> Task statement
Copy out each line featuring the string "Action" from the entries beneath.

---- Supplied information

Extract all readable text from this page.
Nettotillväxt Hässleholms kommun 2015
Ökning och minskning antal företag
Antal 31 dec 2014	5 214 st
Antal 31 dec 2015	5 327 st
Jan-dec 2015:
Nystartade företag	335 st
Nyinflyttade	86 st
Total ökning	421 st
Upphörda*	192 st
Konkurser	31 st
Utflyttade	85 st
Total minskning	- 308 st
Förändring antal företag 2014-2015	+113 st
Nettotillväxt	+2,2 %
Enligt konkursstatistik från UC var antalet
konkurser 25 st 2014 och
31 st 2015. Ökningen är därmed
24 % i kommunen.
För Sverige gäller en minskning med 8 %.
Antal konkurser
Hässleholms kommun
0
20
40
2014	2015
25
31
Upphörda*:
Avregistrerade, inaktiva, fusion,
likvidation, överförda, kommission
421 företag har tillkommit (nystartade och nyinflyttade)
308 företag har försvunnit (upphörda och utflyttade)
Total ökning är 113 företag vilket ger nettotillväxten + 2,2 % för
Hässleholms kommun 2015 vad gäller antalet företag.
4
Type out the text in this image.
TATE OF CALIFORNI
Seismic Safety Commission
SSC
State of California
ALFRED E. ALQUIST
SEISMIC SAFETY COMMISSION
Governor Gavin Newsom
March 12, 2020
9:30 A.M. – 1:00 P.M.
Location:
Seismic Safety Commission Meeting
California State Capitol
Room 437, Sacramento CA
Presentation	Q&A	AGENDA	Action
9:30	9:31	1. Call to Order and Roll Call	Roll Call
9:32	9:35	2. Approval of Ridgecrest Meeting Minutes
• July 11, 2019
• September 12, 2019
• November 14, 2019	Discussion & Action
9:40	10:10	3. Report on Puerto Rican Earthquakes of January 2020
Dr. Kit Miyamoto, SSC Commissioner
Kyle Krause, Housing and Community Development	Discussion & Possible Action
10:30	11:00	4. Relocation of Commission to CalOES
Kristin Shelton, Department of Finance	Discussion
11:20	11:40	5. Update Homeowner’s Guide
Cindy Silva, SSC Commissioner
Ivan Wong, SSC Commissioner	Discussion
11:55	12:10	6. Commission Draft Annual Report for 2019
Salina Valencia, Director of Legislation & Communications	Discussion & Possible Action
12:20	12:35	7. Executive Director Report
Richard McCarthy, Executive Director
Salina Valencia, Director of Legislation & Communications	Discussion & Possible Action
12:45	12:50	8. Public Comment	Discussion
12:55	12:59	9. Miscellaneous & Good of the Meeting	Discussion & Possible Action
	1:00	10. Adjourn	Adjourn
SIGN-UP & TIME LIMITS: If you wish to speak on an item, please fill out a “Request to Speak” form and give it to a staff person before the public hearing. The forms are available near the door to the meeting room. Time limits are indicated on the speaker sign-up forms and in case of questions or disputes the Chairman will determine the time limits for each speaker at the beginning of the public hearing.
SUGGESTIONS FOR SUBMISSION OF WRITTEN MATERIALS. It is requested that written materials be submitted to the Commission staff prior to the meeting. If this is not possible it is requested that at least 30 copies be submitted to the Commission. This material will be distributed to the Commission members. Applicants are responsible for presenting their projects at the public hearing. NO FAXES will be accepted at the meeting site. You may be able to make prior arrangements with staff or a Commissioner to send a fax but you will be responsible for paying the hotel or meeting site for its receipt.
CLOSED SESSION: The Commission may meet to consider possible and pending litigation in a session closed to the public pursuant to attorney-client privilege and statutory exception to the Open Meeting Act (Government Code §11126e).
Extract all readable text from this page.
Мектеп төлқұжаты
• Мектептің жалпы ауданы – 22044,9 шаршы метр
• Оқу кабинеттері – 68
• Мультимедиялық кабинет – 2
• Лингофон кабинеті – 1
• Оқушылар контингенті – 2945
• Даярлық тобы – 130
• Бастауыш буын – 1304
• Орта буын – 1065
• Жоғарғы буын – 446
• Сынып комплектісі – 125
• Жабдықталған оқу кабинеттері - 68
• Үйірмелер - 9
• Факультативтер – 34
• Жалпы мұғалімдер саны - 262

--------

> Output of the exercise
Presentation	Q&A	AGENDA	Action
• November 14, 2019	Discussion & Action
Kyle Krause, Housing and Community Development	Discussion & Possible Action
Salina Valencia, Director of Legislation & Communications	Discussion & Possible Action
Salina Valencia, Director of Legislation & Communications	Discussion & Possible Action
12:55	12:59	9. Miscellaneous & Good of the Meeting	Discussion & Possible Action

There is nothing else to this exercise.